Requirement
Copy out every line exactly, passing over the pictures.

-- Data shown start --

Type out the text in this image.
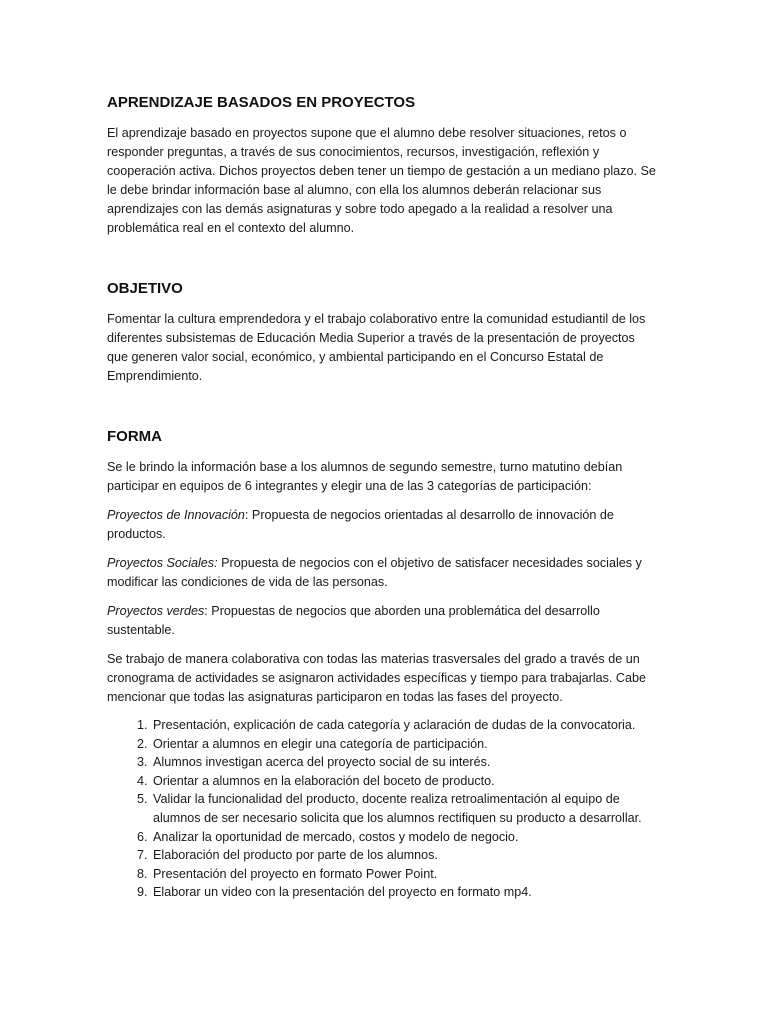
APRENDIZAJE BASADOS EN PROYECTOS

El aprendizaje basado en proyectos supone que el alumno debe resolver situaciones, retos o responder preguntas, a través de sus conocimientos, recursos, investigación, reflexión y cooperación activa. Dichos proyectos deben tener un tiempo de gestación a un mediano plazo. Se le debe brindar información base al alumno, con ella los alumnos deberán relacionar sus aprendizajes con las demás asignaturas y sobre todo apegado a la realidad a resolver una problemática real en el contexto del alumno.

OBJETIVO

Fomentar la cultura emprendedora y el trabajo colaborativo entre la comunidad estudiantil de los diferentes subsistemas de Educación Media Superior a través de la presentación de proyectos que generen valor social, económico, y ambiental participando en el Concurso Estatal de Emprendimiento.

FORMA

Se le brindo la información base a los alumnos de segundo semestre, turno matutino debían participar en equipos de 6 integrantes y elegir una de las 3 categorías de participación:

Proyectos de Innovación: Propuesta de negocios orientadas al desarrollo de innovación de productos.

Proyectos Sociales: Propuesta de negocios con el objetivo de satisfacer necesidades sociales y modificar las condiciones de vida de las personas.

Proyectos verdes: Propuestas de negocios que aborden una problemática del desarrollo sustentable.

Se trabajo de manera colaborativa con todas las materias trasversales del grado a través de un cronograma de actividades se asignaron actividades específicas y tiempo para trabajarlas. Cabe mencionar que todas las asignaturas participaron en todas las fases del proyecto.

1. Presentación, explicación de cada categoría y aclaración de dudas de la convocatoria.
2. Orientar a alumnos en elegir una categoría de participación.
3. Alumnos investigan acerca del proyecto social de su interés.
4. Orientar a alumnos en la elaboración del boceto de producto.
5. Validar la funcionalidad del producto, docente realiza retroalimentación al equipo de alumnos de ser necesario solicita que los alumnos rectifiquen su producto a desarrollar.
6. Analizar la oportunidad de mercado, costos y modelo de negocio.
7. Elaboración del producto por parte de los alumnos.
8. Presentación del proyecto en formato Power Point.
9. Elaborar un video con la presentación del proyecto en formato mp4.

-- Data shown end --

Written response
Type out the text in this image.
APRENDIZAJE BASADOS EN PROYECTOS

El aprendizaje basado en proyectos supone que el alumno debe resolver situaciones, retos o responder preguntas, a través de sus conocimientos, recursos, investigación, reflexión y cooperación activa. Dichos proyectos deben tener un tiempo de gestación a un mediano plazo. Se le debe brindar información base al alumno, con ella los alumnos deberán relacionar sus aprendizajes con las demás asignaturas y sobre todo apegado a la realidad a resolver una problemática real en el contexto del alumno.

OBJETIVO

Fomentar la cultura emprendedora y el trabajo colaborativo entre la comunidad estudiantil de los diferentes subsistemas de Educación Media Superior a través de la presentación de proyectos que generen valor social, económico, y ambiental participando en el Concurso Estatal de Emprendimiento.

FORMA

Se le brindo la información base a los alumnos de segundo semestre, turno matutino debían participar en equipos de 6 integrantes y elegir una de las 3 categorías de participación:

Proyectos de Innovación: Propuesta de negocios orientadas al desarrollo de innovación de productos.

Proyectos Sociales: Propuesta de negocios con el objetivo de satisfacer necesidades sociales y modificar las condiciones de vida de las personas.

Proyectos verdes: Propuestas de negocios que aborden una problemática del desarrollo sustentable.

Se trabajo de manera colaborativa con todas las materias trasversales del grado a través de un cronograma de actividades se asignaron actividades específicas y tiempo para trabajarlas. Cabe mencionar que todas las asignaturas participaron en todas las fases del proyecto.

1. Presentación, explicación de cada categoría y aclaración de dudas de la convocatoria.
2. Orientar a alumnos en elegir una categoría de participación.
3. Alumnos investigan acerca del proyecto social de su interés.
4. Orientar a alumnos en la elaboración del boceto de producto.
5. Validar la funcionalidad del producto, docente realiza retroalimentación al equipo de alumnos de ser necesario solicita que los alumnos rectifiquen su producto a desarrollar.
6. Analizar la oportunidad de mercado, costos y modelo de negocio.
7. Elaboración del producto por parte de los alumnos.
8. Presentación del proyecto en formato Power Point.
9. Elaborar un video con la presentación del proyecto en formato mp4.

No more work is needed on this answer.